--- begin MATERIAL TO PROCESS ---

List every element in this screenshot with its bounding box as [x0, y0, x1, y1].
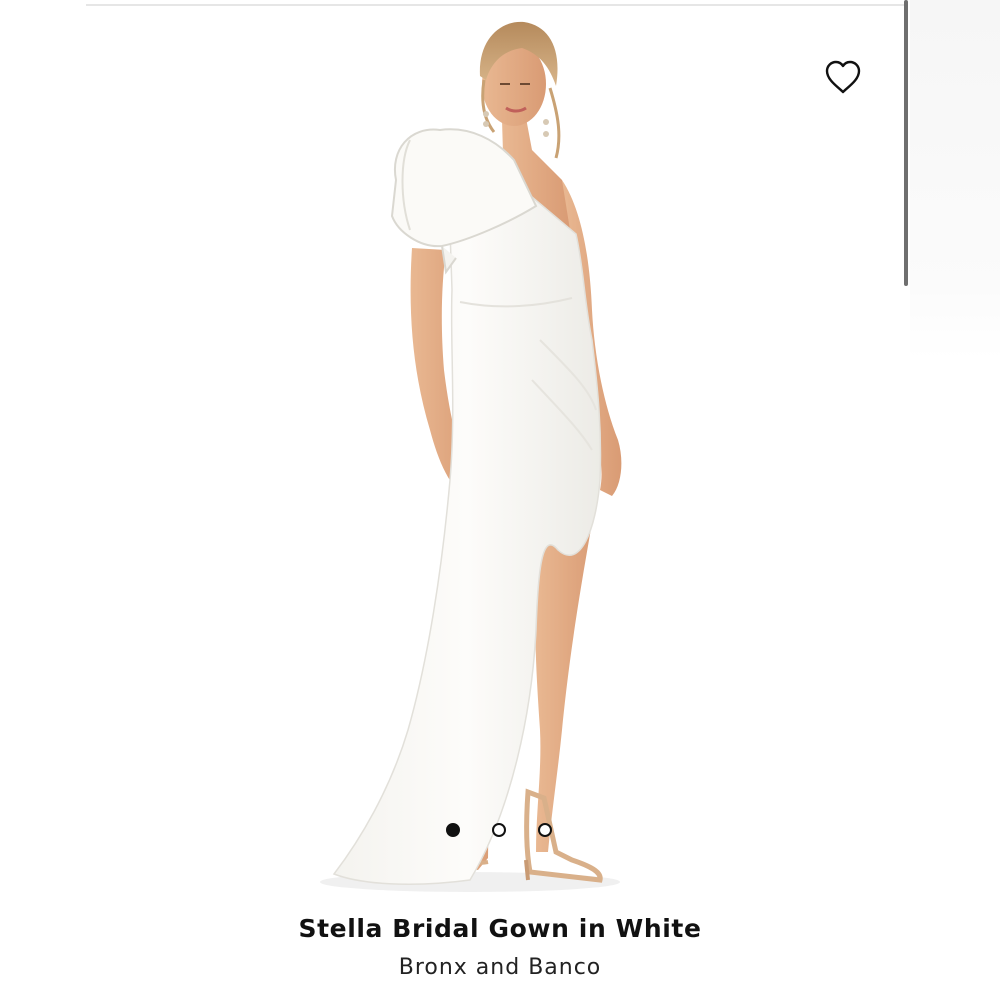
product-image[interactable]	[300, 10, 700, 900]
scrollbar[interactable]	[903, 0, 909, 290]
product-brand[interactable]: Bronx and Banco	[0, 955, 1000, 980]
carousel-dot-2[interactable]	[492, 823, 506, 837]
wishlist-button[interactable]	[822, 58, 864, 98]
product-title[interactable]: Stella Bridal Gown in White	[0, 914, 1000, 943]
heart-outline-icon	[825, 60, 861, 94]
carousel-dot-3[interactable]	[538, 823, 552, 837]
carousel-dot-1[interactable]	[446, 823, 460, 837]
scrollbar-thumb[interactable]	[904, 0, 908, 286]
carousel-pagination	[446, 822, 556, 838]
right-gutter	[910, 0, 1000, 360]
header-divider	[86, 4, 906, 6]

--- end MATERIAL TO PROCESS ---

[AIM] Write out every row above verbatim, leaving out the picture.

[WRITTEN RESPONSE]
List every element in this screenshot with its bounding box as [x0, y0, x1, y1].
product-image[interactable]	[300, 10, 700, 900]
scrollbar[interactable]	[903, 0, 909, 290]
product-brand[interactable]: Bronx and Banco	[0, 955, 1000, 980]
carousel-dot-2[interactable]	[492, 823, 506, 837]
wishlist-button[interactable]	[822, 58, 864, 98]
product-title[interactable]: Stella Bridal Gown in White	[0, 914, 1000, 943]
heart-outline-icon	[825, 60, 861, 94]
carousel-dot-3[interactable]	[538, 823, 552, 837]
carousel-dot-1[interactable]	[446, 823, 460, 837]
scrollbar-thumb[interactable]	[904, 0, 908, 286]
carousel-pagination	[446, 822, 556, 838]
right-gutter	[910, 0, 1000, 360]
header-divider	[86, 4, 906, 6]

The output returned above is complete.